Work to do
Check every line of the data below for the string "salario", and copy the ones that hold it.

Dataset rows
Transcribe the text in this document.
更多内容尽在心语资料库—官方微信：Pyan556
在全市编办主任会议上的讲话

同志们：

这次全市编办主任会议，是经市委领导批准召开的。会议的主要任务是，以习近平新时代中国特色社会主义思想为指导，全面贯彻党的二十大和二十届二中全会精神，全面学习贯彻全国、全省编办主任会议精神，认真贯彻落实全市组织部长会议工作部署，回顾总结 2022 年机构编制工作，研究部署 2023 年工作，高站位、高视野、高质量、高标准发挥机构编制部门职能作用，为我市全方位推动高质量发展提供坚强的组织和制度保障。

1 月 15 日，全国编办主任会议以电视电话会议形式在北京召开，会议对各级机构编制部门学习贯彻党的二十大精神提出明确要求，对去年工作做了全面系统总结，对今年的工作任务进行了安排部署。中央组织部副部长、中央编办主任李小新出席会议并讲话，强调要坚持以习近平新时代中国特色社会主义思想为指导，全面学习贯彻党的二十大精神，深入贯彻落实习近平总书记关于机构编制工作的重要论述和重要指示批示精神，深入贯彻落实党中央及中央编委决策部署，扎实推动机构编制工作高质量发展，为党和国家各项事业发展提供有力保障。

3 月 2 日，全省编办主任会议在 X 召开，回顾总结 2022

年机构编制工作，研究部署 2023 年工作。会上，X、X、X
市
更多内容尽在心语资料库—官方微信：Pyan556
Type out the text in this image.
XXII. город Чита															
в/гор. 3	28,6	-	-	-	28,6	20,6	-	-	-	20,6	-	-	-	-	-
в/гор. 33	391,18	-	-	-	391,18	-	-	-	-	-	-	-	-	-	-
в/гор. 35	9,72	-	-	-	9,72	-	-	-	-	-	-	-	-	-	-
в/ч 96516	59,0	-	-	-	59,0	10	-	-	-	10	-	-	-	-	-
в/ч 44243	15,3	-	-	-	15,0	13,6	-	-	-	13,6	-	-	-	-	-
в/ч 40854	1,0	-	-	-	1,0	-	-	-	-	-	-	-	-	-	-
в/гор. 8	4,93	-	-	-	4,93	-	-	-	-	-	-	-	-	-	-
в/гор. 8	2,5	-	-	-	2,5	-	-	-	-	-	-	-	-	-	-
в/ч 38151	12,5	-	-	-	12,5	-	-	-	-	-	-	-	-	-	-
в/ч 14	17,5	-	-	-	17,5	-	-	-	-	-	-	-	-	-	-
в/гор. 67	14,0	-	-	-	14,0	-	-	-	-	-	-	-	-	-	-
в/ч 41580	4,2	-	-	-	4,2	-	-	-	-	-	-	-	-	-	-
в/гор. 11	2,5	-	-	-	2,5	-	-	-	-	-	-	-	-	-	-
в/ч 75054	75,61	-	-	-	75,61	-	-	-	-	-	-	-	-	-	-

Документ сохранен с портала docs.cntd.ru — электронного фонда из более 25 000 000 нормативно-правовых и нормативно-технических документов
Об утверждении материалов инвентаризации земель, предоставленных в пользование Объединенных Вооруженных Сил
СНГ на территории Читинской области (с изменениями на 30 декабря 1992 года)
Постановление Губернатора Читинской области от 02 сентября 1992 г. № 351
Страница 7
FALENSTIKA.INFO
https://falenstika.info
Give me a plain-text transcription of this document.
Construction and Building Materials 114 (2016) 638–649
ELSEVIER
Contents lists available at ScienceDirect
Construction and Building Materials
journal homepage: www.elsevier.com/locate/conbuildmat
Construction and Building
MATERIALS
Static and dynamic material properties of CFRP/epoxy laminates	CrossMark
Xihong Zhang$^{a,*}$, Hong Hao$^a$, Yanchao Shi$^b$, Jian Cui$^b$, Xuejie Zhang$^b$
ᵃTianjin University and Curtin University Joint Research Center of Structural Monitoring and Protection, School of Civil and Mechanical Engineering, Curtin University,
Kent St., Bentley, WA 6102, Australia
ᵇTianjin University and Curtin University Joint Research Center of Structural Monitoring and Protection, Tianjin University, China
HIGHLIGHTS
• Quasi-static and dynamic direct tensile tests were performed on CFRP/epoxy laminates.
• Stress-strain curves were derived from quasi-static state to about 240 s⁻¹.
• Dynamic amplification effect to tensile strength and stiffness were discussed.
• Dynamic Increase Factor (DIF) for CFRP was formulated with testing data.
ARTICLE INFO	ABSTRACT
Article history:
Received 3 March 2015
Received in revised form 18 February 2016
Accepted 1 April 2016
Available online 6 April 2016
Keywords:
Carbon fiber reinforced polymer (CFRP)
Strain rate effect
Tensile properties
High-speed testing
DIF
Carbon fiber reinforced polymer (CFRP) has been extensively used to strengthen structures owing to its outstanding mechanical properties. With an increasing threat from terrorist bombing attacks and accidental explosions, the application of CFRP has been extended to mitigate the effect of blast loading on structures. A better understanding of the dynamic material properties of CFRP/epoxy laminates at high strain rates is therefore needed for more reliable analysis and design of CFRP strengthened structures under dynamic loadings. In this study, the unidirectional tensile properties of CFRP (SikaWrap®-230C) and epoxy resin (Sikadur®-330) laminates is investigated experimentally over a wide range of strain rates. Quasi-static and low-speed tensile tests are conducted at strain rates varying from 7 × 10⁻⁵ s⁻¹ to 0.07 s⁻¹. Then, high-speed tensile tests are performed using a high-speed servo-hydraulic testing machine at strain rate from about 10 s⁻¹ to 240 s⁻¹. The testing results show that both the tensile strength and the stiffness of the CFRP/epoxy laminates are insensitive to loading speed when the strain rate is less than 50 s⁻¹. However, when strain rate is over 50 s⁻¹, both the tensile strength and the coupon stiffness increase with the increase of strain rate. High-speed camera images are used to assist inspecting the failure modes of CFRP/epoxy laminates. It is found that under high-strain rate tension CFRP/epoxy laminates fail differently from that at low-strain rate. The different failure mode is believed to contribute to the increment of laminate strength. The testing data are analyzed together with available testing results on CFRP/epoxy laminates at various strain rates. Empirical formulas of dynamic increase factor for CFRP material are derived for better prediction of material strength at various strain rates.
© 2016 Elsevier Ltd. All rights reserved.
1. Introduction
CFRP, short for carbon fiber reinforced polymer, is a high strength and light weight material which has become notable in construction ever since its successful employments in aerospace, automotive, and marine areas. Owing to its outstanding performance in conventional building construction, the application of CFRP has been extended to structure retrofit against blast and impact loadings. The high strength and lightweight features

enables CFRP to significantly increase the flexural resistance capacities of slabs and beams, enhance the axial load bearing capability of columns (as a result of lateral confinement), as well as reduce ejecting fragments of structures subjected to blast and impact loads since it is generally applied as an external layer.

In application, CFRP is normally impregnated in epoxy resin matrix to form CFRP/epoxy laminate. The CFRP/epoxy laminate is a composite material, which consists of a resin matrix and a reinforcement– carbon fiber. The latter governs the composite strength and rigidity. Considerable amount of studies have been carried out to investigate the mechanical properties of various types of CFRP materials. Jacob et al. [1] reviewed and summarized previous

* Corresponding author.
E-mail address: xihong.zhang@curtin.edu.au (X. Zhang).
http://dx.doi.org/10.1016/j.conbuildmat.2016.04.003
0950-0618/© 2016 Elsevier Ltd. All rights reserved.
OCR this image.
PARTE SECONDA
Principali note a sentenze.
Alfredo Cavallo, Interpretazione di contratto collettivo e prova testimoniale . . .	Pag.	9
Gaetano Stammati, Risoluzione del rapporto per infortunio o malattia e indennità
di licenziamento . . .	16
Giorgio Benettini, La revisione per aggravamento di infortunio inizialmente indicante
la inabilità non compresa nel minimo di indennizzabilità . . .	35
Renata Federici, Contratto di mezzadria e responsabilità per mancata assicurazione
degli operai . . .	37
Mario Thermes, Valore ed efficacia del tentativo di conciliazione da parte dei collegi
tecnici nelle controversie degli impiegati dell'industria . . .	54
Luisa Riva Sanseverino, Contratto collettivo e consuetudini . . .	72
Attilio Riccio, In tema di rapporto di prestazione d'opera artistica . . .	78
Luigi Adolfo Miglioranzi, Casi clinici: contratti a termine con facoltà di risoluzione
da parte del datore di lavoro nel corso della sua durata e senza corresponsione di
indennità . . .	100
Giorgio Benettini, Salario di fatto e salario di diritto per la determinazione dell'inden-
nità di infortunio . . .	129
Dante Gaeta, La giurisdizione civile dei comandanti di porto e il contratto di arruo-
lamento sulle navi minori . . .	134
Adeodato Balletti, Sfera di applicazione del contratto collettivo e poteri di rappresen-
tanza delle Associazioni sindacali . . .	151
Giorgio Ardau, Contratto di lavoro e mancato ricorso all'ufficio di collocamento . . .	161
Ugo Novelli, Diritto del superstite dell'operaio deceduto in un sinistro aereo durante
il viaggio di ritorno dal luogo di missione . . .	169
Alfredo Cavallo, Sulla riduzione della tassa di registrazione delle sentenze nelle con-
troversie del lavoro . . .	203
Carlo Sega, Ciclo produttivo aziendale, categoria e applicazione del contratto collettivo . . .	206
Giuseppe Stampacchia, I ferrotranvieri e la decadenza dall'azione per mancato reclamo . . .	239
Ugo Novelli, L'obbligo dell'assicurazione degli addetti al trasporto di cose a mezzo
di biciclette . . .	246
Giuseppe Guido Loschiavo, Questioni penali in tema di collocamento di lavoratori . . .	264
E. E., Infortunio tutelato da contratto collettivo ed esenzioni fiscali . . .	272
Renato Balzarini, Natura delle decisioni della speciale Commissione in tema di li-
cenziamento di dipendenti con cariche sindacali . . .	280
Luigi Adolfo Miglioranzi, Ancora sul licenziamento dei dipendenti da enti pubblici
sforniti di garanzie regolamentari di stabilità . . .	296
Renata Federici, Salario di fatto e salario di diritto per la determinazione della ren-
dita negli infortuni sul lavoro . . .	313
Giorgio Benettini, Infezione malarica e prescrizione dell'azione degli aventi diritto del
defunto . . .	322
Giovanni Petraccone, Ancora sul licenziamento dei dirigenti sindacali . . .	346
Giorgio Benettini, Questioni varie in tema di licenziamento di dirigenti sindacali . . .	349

Result for this exercise
Giorgio Benettini, Salario di fatto e salario di diritto per la determinazione dell'inden-
Renata Federici, Salario di fatto e salario di diritto per la determinazione della ren-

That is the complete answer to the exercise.